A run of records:
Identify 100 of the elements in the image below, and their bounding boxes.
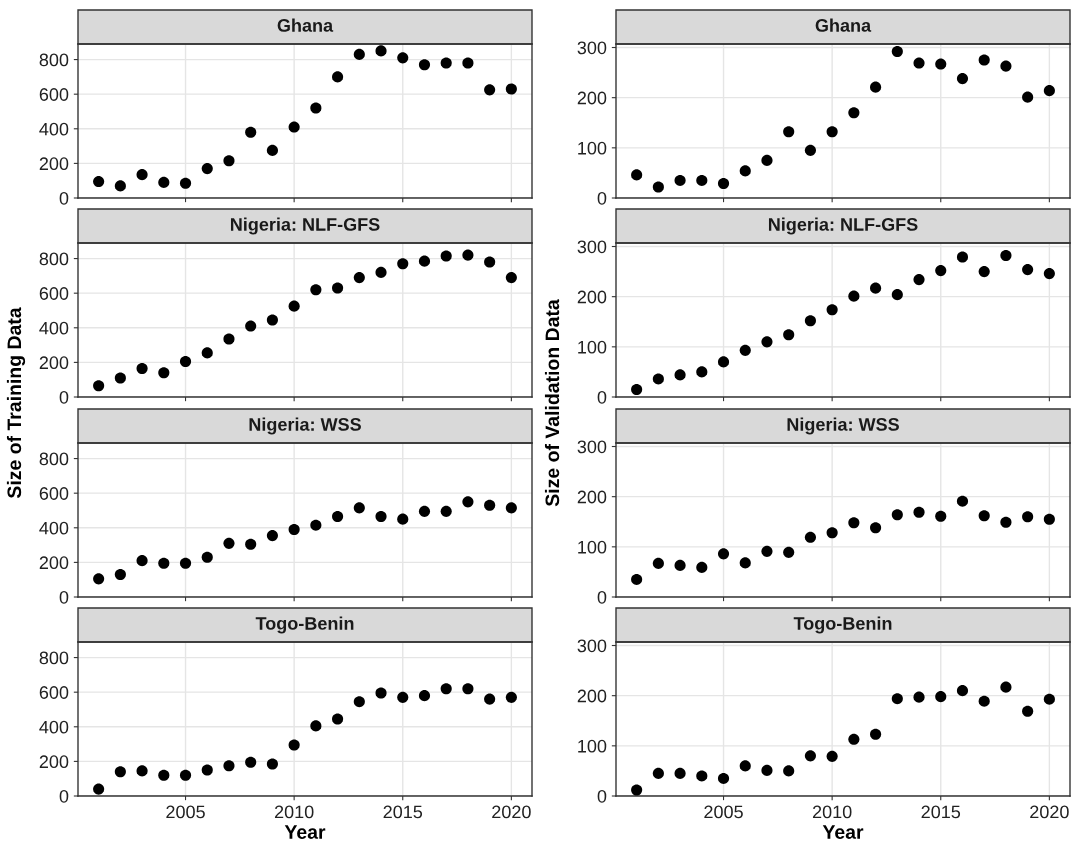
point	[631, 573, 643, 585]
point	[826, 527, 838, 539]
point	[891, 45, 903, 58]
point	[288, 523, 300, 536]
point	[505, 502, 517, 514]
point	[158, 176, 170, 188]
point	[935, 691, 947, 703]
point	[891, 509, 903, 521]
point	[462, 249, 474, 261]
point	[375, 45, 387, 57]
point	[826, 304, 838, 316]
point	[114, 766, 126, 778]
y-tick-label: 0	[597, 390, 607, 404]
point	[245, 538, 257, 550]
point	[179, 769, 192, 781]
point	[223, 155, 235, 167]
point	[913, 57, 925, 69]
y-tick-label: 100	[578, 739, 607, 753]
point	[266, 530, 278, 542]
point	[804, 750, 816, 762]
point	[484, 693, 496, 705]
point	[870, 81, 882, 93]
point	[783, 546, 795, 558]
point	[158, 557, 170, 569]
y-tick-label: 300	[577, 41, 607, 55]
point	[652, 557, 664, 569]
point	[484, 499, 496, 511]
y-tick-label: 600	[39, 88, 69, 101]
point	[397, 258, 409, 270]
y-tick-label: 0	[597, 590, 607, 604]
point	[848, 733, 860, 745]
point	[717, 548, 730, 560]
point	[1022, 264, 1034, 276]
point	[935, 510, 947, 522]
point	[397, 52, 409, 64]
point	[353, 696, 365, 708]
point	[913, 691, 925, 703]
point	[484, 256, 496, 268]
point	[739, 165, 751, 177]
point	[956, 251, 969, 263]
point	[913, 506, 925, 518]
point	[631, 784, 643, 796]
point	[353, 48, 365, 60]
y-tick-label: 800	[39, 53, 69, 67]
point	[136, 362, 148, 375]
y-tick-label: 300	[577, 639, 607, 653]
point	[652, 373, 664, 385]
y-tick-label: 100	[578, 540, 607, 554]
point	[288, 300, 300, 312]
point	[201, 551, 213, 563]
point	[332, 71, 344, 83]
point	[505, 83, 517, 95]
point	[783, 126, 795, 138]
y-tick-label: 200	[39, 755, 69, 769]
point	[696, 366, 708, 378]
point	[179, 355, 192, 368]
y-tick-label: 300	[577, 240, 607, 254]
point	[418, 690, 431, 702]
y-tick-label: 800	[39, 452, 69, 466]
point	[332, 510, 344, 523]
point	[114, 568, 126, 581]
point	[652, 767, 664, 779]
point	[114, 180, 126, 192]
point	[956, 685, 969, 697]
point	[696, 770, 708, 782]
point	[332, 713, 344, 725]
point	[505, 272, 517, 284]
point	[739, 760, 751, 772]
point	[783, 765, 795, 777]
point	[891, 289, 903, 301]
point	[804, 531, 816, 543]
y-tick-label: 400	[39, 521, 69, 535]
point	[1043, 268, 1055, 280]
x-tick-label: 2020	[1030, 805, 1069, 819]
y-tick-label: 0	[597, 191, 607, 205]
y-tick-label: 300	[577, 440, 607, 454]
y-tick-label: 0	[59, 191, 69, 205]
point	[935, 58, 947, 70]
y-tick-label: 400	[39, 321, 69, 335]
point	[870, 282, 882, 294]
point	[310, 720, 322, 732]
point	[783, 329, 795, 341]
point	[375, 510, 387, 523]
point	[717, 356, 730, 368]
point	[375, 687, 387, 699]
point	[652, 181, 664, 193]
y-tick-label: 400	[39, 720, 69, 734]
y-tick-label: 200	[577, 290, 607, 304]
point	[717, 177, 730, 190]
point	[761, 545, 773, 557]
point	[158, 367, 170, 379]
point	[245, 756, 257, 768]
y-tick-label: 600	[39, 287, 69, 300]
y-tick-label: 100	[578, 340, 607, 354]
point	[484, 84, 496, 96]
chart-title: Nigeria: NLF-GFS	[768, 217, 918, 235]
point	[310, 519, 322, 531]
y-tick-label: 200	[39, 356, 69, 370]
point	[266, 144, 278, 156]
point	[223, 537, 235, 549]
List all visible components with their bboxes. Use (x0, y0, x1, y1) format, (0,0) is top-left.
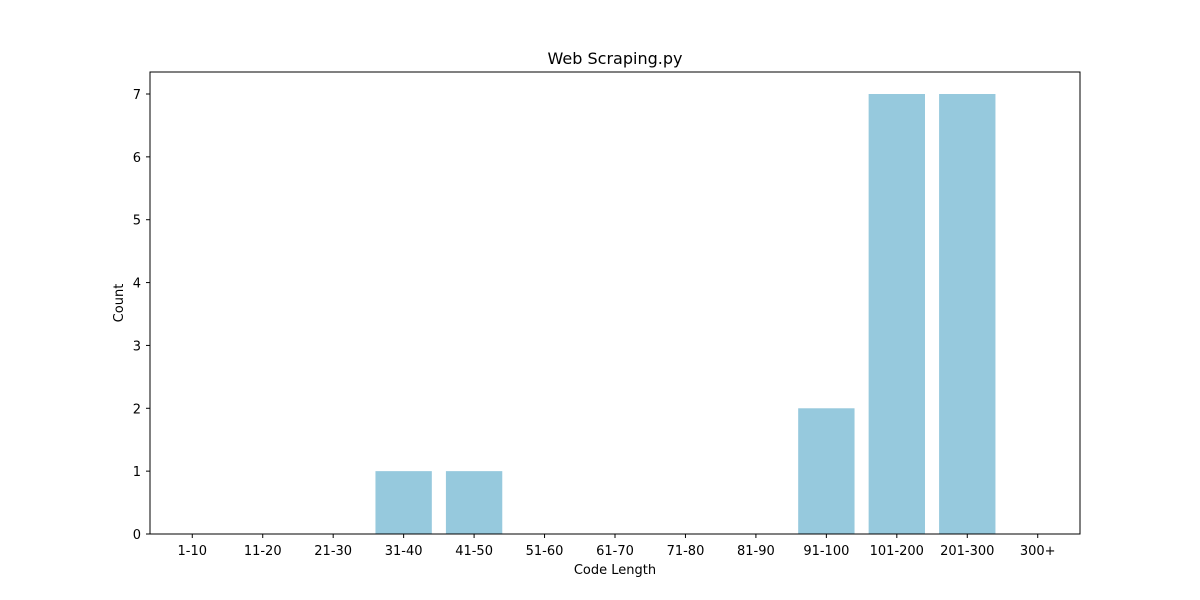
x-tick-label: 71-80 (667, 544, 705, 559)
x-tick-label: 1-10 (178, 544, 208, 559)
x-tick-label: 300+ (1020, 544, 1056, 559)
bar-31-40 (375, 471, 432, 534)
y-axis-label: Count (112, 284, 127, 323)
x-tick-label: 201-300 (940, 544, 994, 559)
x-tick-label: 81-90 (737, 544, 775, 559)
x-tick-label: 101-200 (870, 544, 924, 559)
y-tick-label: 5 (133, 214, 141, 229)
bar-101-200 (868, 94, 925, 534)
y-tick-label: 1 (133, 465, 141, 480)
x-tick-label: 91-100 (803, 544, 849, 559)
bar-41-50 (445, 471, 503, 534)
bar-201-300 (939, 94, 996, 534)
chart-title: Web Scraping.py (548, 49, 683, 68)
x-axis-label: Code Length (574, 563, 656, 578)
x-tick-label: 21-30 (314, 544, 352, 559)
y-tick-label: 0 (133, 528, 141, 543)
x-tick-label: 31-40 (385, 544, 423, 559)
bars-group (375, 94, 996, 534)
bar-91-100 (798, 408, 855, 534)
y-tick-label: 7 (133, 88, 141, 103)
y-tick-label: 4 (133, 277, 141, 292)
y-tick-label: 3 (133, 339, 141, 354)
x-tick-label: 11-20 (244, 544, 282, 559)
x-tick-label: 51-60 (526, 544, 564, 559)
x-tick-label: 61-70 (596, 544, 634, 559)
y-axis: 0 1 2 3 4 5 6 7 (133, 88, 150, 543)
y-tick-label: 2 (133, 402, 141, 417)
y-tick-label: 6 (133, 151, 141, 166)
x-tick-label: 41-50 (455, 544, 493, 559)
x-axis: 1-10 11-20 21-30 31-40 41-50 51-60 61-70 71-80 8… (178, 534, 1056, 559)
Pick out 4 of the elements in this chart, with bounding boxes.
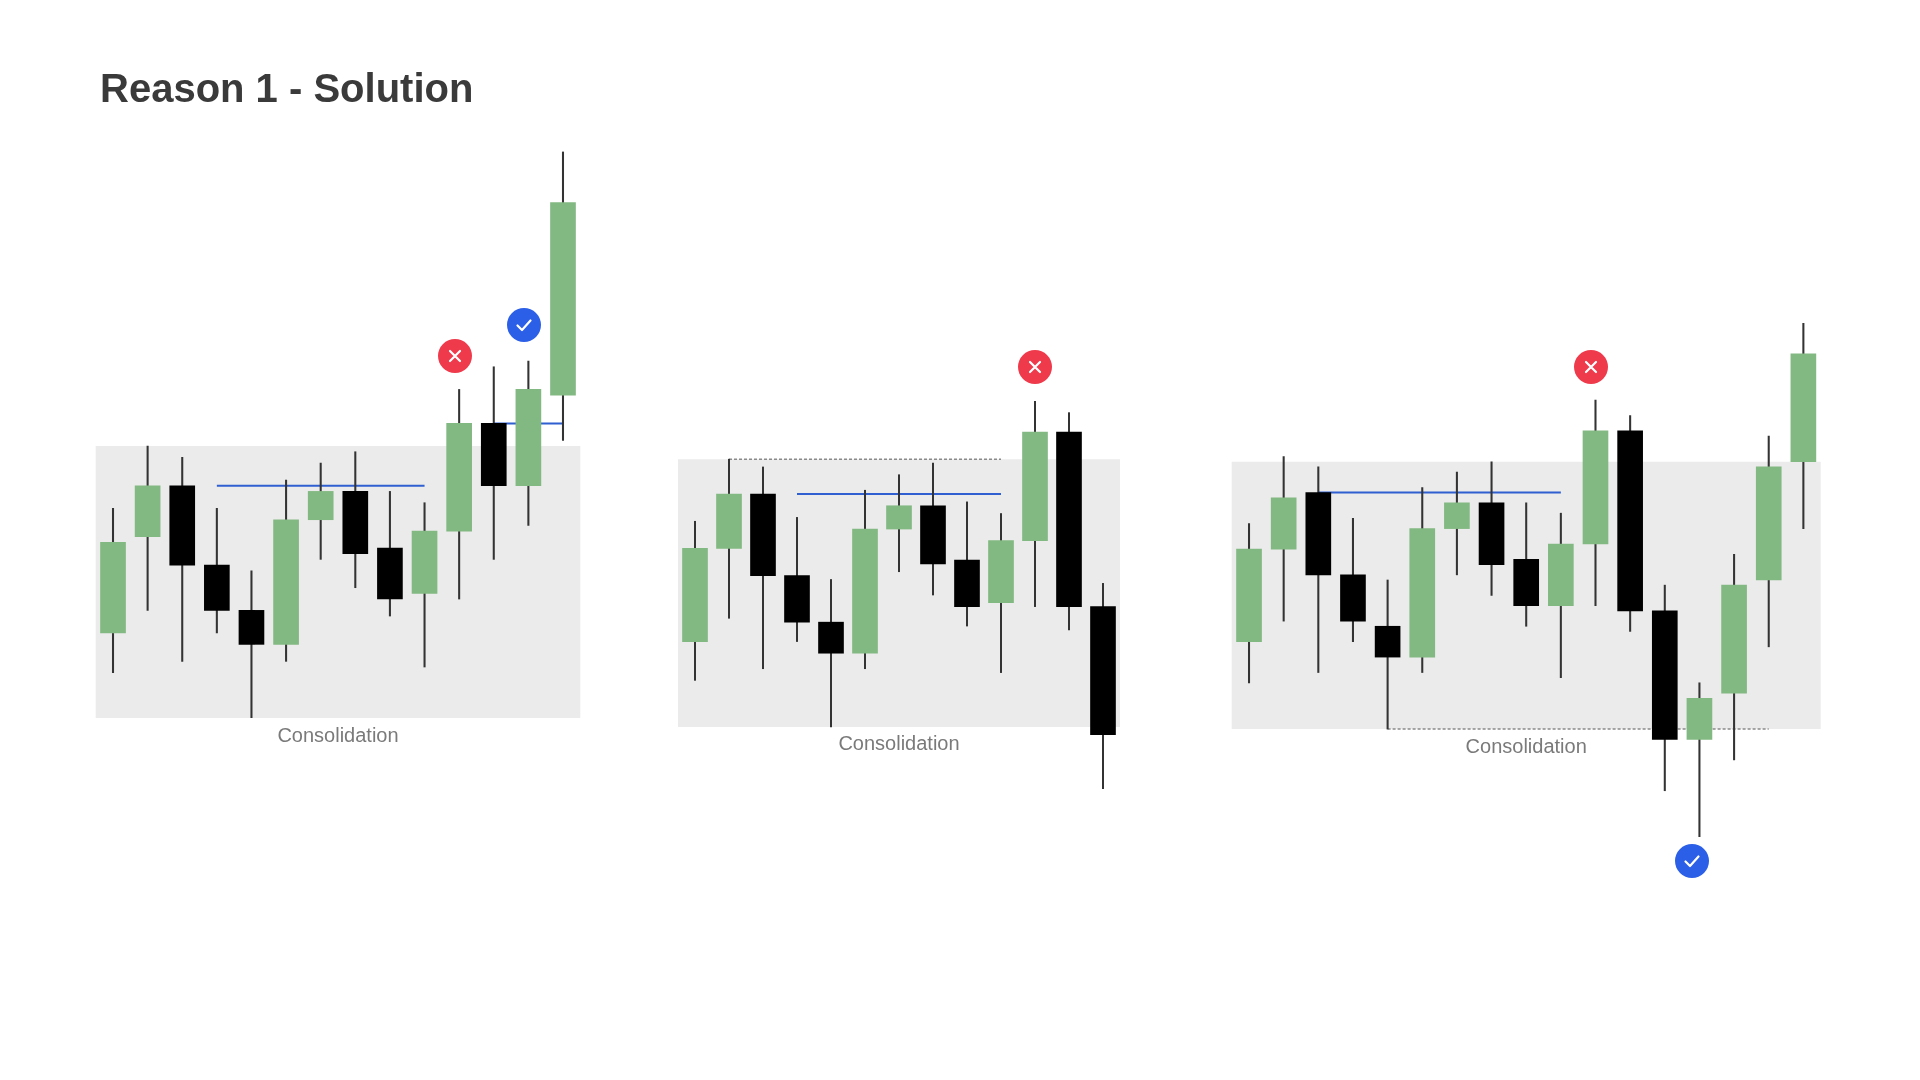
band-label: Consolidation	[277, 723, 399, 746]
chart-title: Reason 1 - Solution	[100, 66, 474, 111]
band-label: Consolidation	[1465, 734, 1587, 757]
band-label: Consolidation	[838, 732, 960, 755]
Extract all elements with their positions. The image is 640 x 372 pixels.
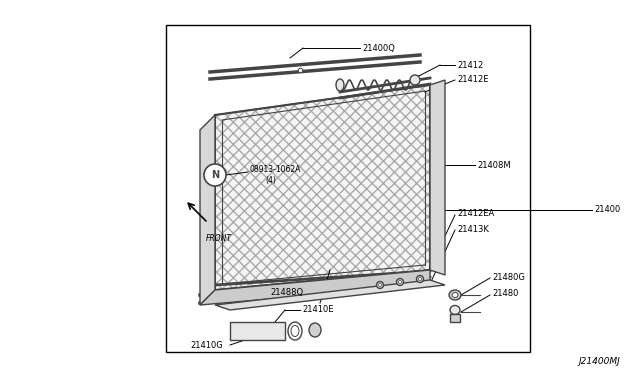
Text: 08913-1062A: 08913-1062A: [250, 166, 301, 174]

**Task to carry out:**
Reproduce every line of the data above without any change, leaving out the pictures.

**Full solution:**
Identify 100 of the elements in the image below, and their bounding boxes.
point	[631, 573, 643, 585]
point	[826, 527, 838, 539]
point	[891, 45, 903, 58]
point	[288, 523, 300, 536]
point	[505, 502, 517, 514]
point	[158, 176, 170, 188]
point	[935, 691, 947, 703]
point	[891, 509, 903, 521]
point	[462, 249, 474, 261]
point	[375, 45, 387, 57]
point	[826, 304, 838, 316]
point	[114, 766, 126, 778]
y-tick-label: 0	[597, 390, 607, 404]
point	[245, 538, 257, 550]
point	[179, 769, 192, 781]
point	[223, 155, 235, 167]
point	[913, 57, 925, 69]
y-tick-label: 100	[578, 739, 607, 753]
point	[266, 530, 278, 542]
point	[804, 750, 816, 762]
point	[484, 693, 496, 705]
point	[870, 81, 882, 93]
point	[783, 546, 795, 558]
point	[158, 557, 170, 569]
y-tick-label: 300	[577, 41, 607, 55]
point	[652, 557, 664, 569]
point	[484, 499, 496, 511]
y-tick-label: 600	[39, 88, 69, 101]
point	[397, 258, 409, 270]
y-tick-label: 0	[597, 590, 607, 604]
point	[848, 733, 860, 745]
point	[717, 548, 730, 560]
point	[1022, 264, 1034, 276]
point	[935, 510, 947, 522]
point	[397, 52, 409, 64]
point	[353, 696, 365, 708]
point	[913, 691, 925, 703]
point	[484, 256, 496, 268]
point	[739, 165, 751, 177]
point	[956, 251, 969, 263]
point	[913, 506, 925, 518]
point	[631, 784, 643, 796]
point	[353, 48, 365, 60]
y-tick-label: 800	[39, 53, 69, 67]
point	[136, 362, 148, 375]
y-tick-label: 300	[577, 639, 607, 653]
point	[652, 373, 664, 385]
y-tick-label: 100	[578, 540, 607, 554]
point	[288, 300, 300, 312]
point	[201, 551, 213, 563]
point	[332, 71, 344, 83]
point	[505, 83, 517, 95]
point	[783, 126, 795, 138]
y-tick-label: 200	[39, 755, 69, 769]
point	[696, 366, 708, 378]
point	[179, 355, 192, 368]
y-tick-label: 300	[577, 240, 607, 254]
point	[418, 690, 431, 702]
y-tick-label: 800	[39, 452, 69, 466]
point	[332, 510, 344, 523]
point	[114, 568, 126, 581]
point	[652, 767, 664, 779]
point	[114, 180, 126, 192]
point	[956, 685, 969, 697]
point	[696, 770, 708, 782]
point	[332, 713, 344, 725]
point	[505, 272, 517, 284]
point	[739, 760, 751, 772]
point	[783, 765, 795, 777]
point	[891, 289, 903, 301]
point	[804, 531, 816, 543]
y-tick-label: 400	[39, 521, 69, 535]
point	[1043, 268, 1055, 280]
x-tick-label: 2020	[1030, 805, 1069, 819]
y-tick-label: 0	[597, 191, 607, 205]
y-tick-label: 300	[577, 440, 607, 454]
y-tick-label: 0	[59, 191, 69, 205]
point	[935, 58, 947, 70]
y-tick-label: 400	[39, 321, 69, 335]
point	[870, 282, 882, 294]
point	[310, 720, 322, 732]
point	[783, 329, 795, 341]
point	[375, 510, 387, 523]
point	[717, 356, 730, 368]
point	[375, 687, 387, 699]
point	[652, 181, 664, 193]
y-tick-label: 400	[39, 720, 69, 734]
y-tick-label: 200	[577, 290, 607, 304]
point	[717, 177, 730, 190]
point	[761, 545, 773, 557]
point	[158, 367, 170, 379]
point	[245, 756, 257, 768]
y-tick-label: 600	[39, 287, 69, 300]
y-tick-label: 100	[578, 340, 607, 354]
point	[484, 84, 496, 96]
chart-title: Nigeria: NLF-GFS	[768, 217, 918, 235]
point	[310, 519, 322, 531]
y-tick-label: 200	[39, 356, 69, 370]
point	[266, 144, 278, 156]
point	[223, 537, 235, 549]
List all visible components with their bboxes. Use (x0, y0, x1, y1) format, (0,0) is top-left.
x-tick-label: 71-80 (667, 544, 705, 559)
x-tick-label: 1-10 (178, 544, 208, 559)
x-tick-label: 300+ (1020, 544, 1056, 559)
bar-31-40 (375, 471, 432, 534)
y-axis-label: Count (112, 284, 127, 323)
x-tick-label: 201-300 (940, 544, 994, 559)
x-tick-label: 81-90 (737, 544, 775, 559)
x-tick-label: 101-200 (870, 544, 924, 559)
y-tick-label: 5 (133, 214, 141, 229)
bar-101-200 (868, 94, 925, 534)
y-tick-label: 1 (133, 465, 141, 480)
x-tick-label: 91-100 (803, 544, 849, 559)
bar-41-50 (445, 471, 503, 534)
bar-201-300 (939, 94, 996, 534)
chart-title: Web Scraping.py (548, 49, 683, 68)
x-axis-label: Code Length (574, 563, 656, 578)
x-tick-label: 21-30 (314, 544, 352, 559)
y-tick-label: 0 (133, 528, 141, 543)
x-tick-label: 31-40 (385, 544, 423, 559)
bars-group (375, 94, 996, 534)
bar-91-100 (798, 408, 855, 534)
y-tick-label: 7 (133, 88, 141, 103)
y-tick-label: 4 (133, 277, 141, 292)
y-tick-label: 3 (133, 339, 141, 354)
x-tick-label: 11-20 (244, 544, 282, 559)
x-tick-label: 51-60 (526, 544, 564, 559)
x-tick-label: 61-70 (596, 544, 634, 559)
y-axis: 0 1 2 3 4 5 6 7 (133, 88, 150, 543)
y-tick-label: 2 (133, 402, 141, 417)
y-tick-label: 6 (133, 151, 141, 166)
x-tick-label: 41-50 (455, 544, 493, 559)
x-axis: 1-10 11-20 21-30 31-40 41-50 51-60 61-70 71-80 8… (178, 534, 1056, 559)
Pick out 4 of the elements in this chart, with bounding boxes.
band-label: Consolidation	[277, 723, 399, 746]
chart-title: Reason 1 - Solution	[100, 66, 474, 111]
band-label: Consolidation	[1465, 734, 1587, 757]
band-label: Consolidation	[838, 732, 960, 755]
Extract all elements with their positions. The image is 640 x 372 pixels.
Text: 08913-1062A: 08913-1062A: [250, 166, 301, 174]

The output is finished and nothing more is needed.